Задание 1:
Как, согласно фрагменту об историчности у Хайдеггера, М. Хайдеггер понимал экзистенциальную историчность?
Задание 2:
Подхватите текст об историчности у Хайдеггера и продолжите его после последнего предложения.

Предоставленный фрагмент:
....
Экзистенциальная историчность понималась М. Хайдеггером как незавершенность истории и включенность в нее человека. Незавершенность спроецирована как в будущее, так и в прошлое. Вместе с тем история приобретает осмысленность лишь благодаря деятельности человека. Отталкиваясь от интерпретаций историчности, времени и истории своих предшественников, М. Хайдеггер преодолел крайности как объективизма, так и субъективного произвола историчности. Так, во многом именно М. Хайдеггер заложил фундамент всестороннего и целостного рассмотрения идеи историчности, преобразуя историчность в принцип интерпретации аналитики человеческого бытия. Историчность превращается в подлинную проблему философии, предполагающую для своего анализа, как совокупность специальных методов исследования, так и соответствующий категориально-понятийный аппарат. Решение проблемы историчности М. Хайдеггер видел не только в том, чтобы уточнить и развить идею историчности, но и в том, чтобы проанализировать сам этот термин. Только иной подход к рассмотрению историчности открывал перед ним возможность развития собственной философии, которая хоть и основывалась на философии жизни и феноменологии, но представляла бы собой нечто совершенно иное. Поэтому, прежде чем задействовать историчность как принцип, М. Хайдеггер стремился проанализировать сам термин «историчность», который оставался непроясненным благодаря своей самореферентности: отсылая к реальности, историчность на самом деле приводила к интеллигибельному.
....
Записанные данные:
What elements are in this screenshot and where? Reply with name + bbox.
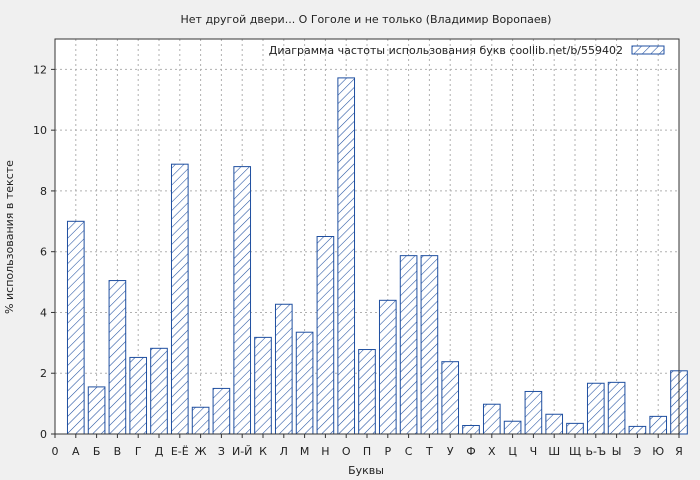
....
Итоговый результат 1:
Как незавершенность истории и включенность в нее человека.

Итоговый результат 2:
Преобразование историчности в принцип в философии М. Хайдеггера началось с проблемы интерпретации термина «историчность». Задача, стоявшая перед ним, заключалась в разработке новой версии феноменологии, которая бы включала в себя историческую проблематику. Сделав историчность основополагающим принципом своей философии, М. Хайдеггер смог обратиться к проблеме истории, жизни, традиции без копирования философии жизни. Благодаря введению этого термина и использованию принципа историчности, немецкий философ расширил проблемное поле феноменологии экзистенциальной проблематикой. Таким образом, М. Хайдеггер увидел в историчности новые возможности, а именно сквозь призму принципа историчности раскрыть бытие и экзистенцию человека.
Разработка темы историчности началась с введения в феноменологию исторического измерения через прояснение смысла термина «фактичность», под которым М. Хайдеггер понимал «бытие-в-мире», опосредованное горизонтом тотальности сущего. Заостренность фактичности на «мире Я» определялась направленностью жизни, что дало возможность мыслителю не только сблизить историю и жизнь, но и говорить об историчности самой жизни. Так, «фактичность» в философии М. Хайдеггера стала введением к теме историчности и началом пути, ведущим к «Бытию и времени» [5]. «Фактичность» выступила тем основанием, на котором мыслитель смог выстроить концепцию историчности.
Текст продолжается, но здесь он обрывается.